• Work to complete
Set the listing down unchanged, minus every embedded image.

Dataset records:
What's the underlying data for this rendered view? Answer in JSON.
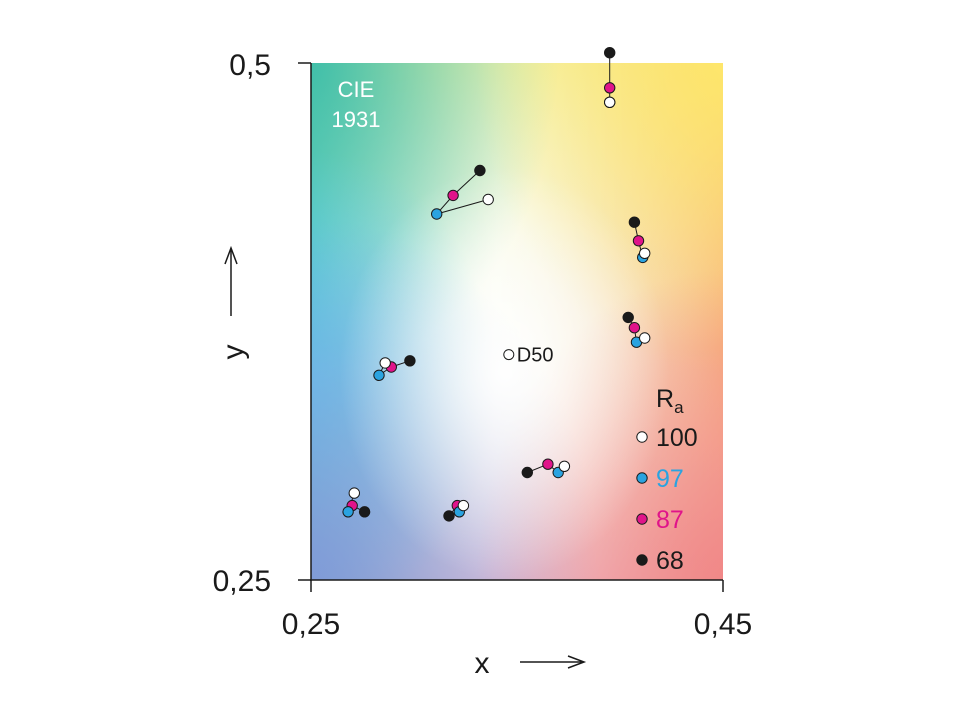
{
  "chart_data": {
    "type": "scatter",
    "xlabel": "x",
    "ylabel": "y",
    "xlim": [
      0.25,
      0.45
    ],
    "ylim": [
      0.25,
      0.5
    ],
    "xticks": [
      "0,25",
      "0,45"
    ],
    "yticks": [
      "0,5",
      "0,25"
    ],
    "plot_label": [
      "CIE",
      "1931"
    ],
    "legend_title": "R",
    "legend_title_sub": "a",
    "legend_placement": "bottom-right",
    "colors": {
      "100": "#ffffff",
      "97": "#2aa3e0",
      "87": "#e0148a",
      "68": "#1a1a1a"
    },
    "series": [
      {
        "name": "100",
        "color": "#ffffff",
        "text_color": "#1a1a1a",
        "x": [
          0.395,
          0.412,
          0.336,
          0.412,
          0.286,
          0.271,
          0.324,
          0.373
        ],
        "y": [
          0.481,
          0.408,
          0.434,
          0.367,
          0.355,
          0.292,
          0.286,
          0.305
        ]
      },
      {
        "name": "97",
        "color": "#2aa3e0",
        "text_color": "#2aa3e0",
        "x": [
          0.395,
          0.411,
          0.311,
          0.408,
          0.283,
          0.268,
          0.322,
          0.37
        ],
        "y": [
          0.481,
          0.406,
          0.427,
          0.365,
          0.349,
          0.283,
          0.283,
          0.302
        ]
      },
      {
        "name": "87",
        "color": "#e0148a",
        "text_color": "#e0148a",
        "x": [
          0.395,
          0.409,
          0.319,
          0.407,
          0.289,
          0.27,
          0.321,
          0.365
        ],
        "y": [
          0.488,
          0.414,
          0.436,
          0.372,
          0.353,
          0.286,
          0.286,
          0.306
        ]
      },
      {
        "name": "68",
        "color": "#1a1a1a",
        "text_color": "#1a1a1a",
        "x": [
          0.395,
          0.407,
          0.332,
          0.404,
          0.298,
          0.276,
          0.317,
          0.355
        ],
        "y": [
          0.505,
          0.423,
          0.448,
          0.377,
          0.356,
          0.283,
          0.281,
          0.302
        ]
      }
    ],
    "annotations": [
      {
        "text": "D50",
        "x": 0.346,
        "y": 0.359
      }
    ]
  }
}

• Final result
What's the underlying data for this rendered view? Answer in JSON.
{
  "chart_data": {
    "type": "scatter",
    "xlabel": "x",
    "ylabel": "y",
    "xlim": [
      0.25,
      0.45
    ],
    "ylim": [
      0.25,
      0.5
    ],
    "xticks": [
      "0,25",
      "0,45"
    ],
    "yticks": [
      "0,5",
      "0,25"
    ],
    "plot_label": [
      "CIE",
      "1931"
    ],
    "legend_title": "R",
    "legend_title_sub": "a",
    "legend_placement": "bottom-right",
    "colors": {
      "100": "#ffffff",
      "97": "#2aa3e0",
      "87": "#e0148a",
      "68": "#1a1a1a"
    },
    "series": [
      {
        "name": "100",
        "color": "#ffffff",
        "text_color": "#1a1a1a",
        "x": [
          0.395,
          0.412,
          0.336,
          0.412,
          0.286,
          0.271,
          0.324,
          0.373
        ],
        "y": [
          0.481,
          0.408,
          0.434,
          0.367,
          0.355,
          0.292,
          0.286,
          0.305
        ]
      },
      {
        "name": "97",
        "color": "#2aa3e0",
        "text_color": "#2aa3e0",
        "x": [
          0.395,
          0.411,
          0.311,
          0.408,
          0.283,
          0.268,
          0.322,
          0.37
        ],
        "y": [
          0.481,
          0.406,
          0.427,
          0.365,
          0.349,
          0.283,
          0.283,
          0.302
        ]
      },
      {
        "name": "87",
        "color": "#e0148a",
        "text_color": "#e0148a",
        "x": [
          0.395,
          0.409,
          0.319,
          0.407,
          0.289,
          0.27,
          0.321,
          0.365
        ],
        "y": [
          0.488,
          0.414,
          0.436,
          0.372,
          0.353,
          0.286,
          0.286,
          0.306
        ]
      },
      {
        "name": "68",
        "color": "#1a1a1a",
        "text_color": "#1a1a1a",
        "x": [
          0.395,
          0.407,
          0.332,
          0.404,
          0.298,
          0.276,
          0.317,
          0.355
        ],
        "y": [
          0.505,
          0.423,
          0.448,
          0.377,
          0.356,
          0.283,
          0.281,
          0.302
        ]
      }
    ],
    "annotations": [
      {
        "text": "D50",
        "x": 0.346,
        "y": 0.359
      }
    ]
  }
}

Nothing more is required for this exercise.